**Task details:** The records that follow are to be transcribed in full, without their images.
___ Data lines ___
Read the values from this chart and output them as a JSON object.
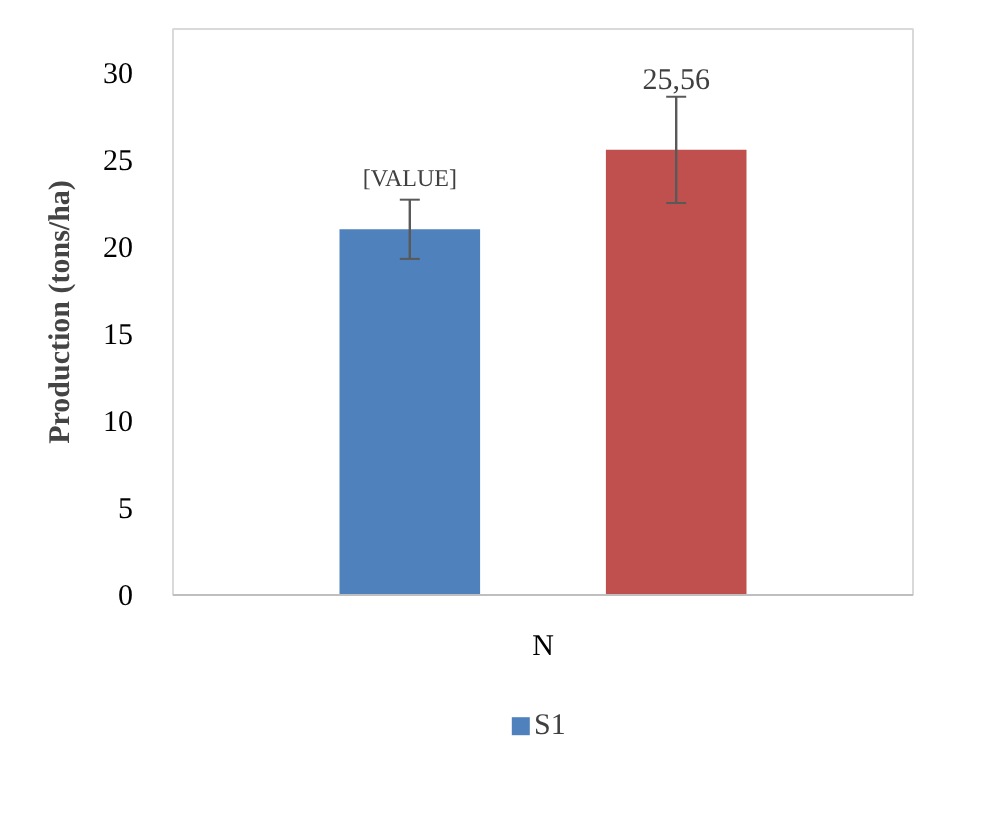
{
  "chart_data": {
    "type": "bar",
    "ylabel": "Production (tons/ha)",
    "categories": [
      "N"
    ],
    "series": [
      {
        "name": "S1",
        "color": "#4f81bd",
        "values": [
          21.0
        ],
        "errors": [
          1.7
        ],
        "value_labels": [
          "[VALUE]"
        ]
      },
      {
        "color": "#c0504d",
        "values": [
          25.56
        ],
        "errors": [
          3.05
        ],
        "value_labels": [
          "25,56"
        ]
      }
    ],
    "ylim": [
      0,
      32.5
    ],
    "yticks": [
      0,
      5,
      10,
      15,
      20,
      25,
      30
    ],
    "grid": false,
    "legend": "bottom"
  }
}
___
**Task solution:**
Read the values from this chart and output them as a JSON object.
{
  "chart_data": {
    "type": "bar",
    "ylabel": "Production (tons/ha)",
    "categories": [
      "N"
    ],
    "series": [
      {
        "name": "S1",
        "color": "#4f81bd",
        "values": [
          21.0
        ],
        "errors": [
          1.7
        ],
        "value_labels": [
          "[VALUE]"
        ]
      },
      {
        "color": "#c0504d",
        "values": [
          25.56
        ],
        "errors": [
          3.05
        ],
        "value_labels": [
          "25,56"
        ]
      }
    ],
    "ylim": [
      0,
      32.5
    ],
    "yticks": [
      0,
      5,
      10,
      15,
      20,
      25,
      30
    ],
    "grid": false,
    "legend": "bottom"
  }
}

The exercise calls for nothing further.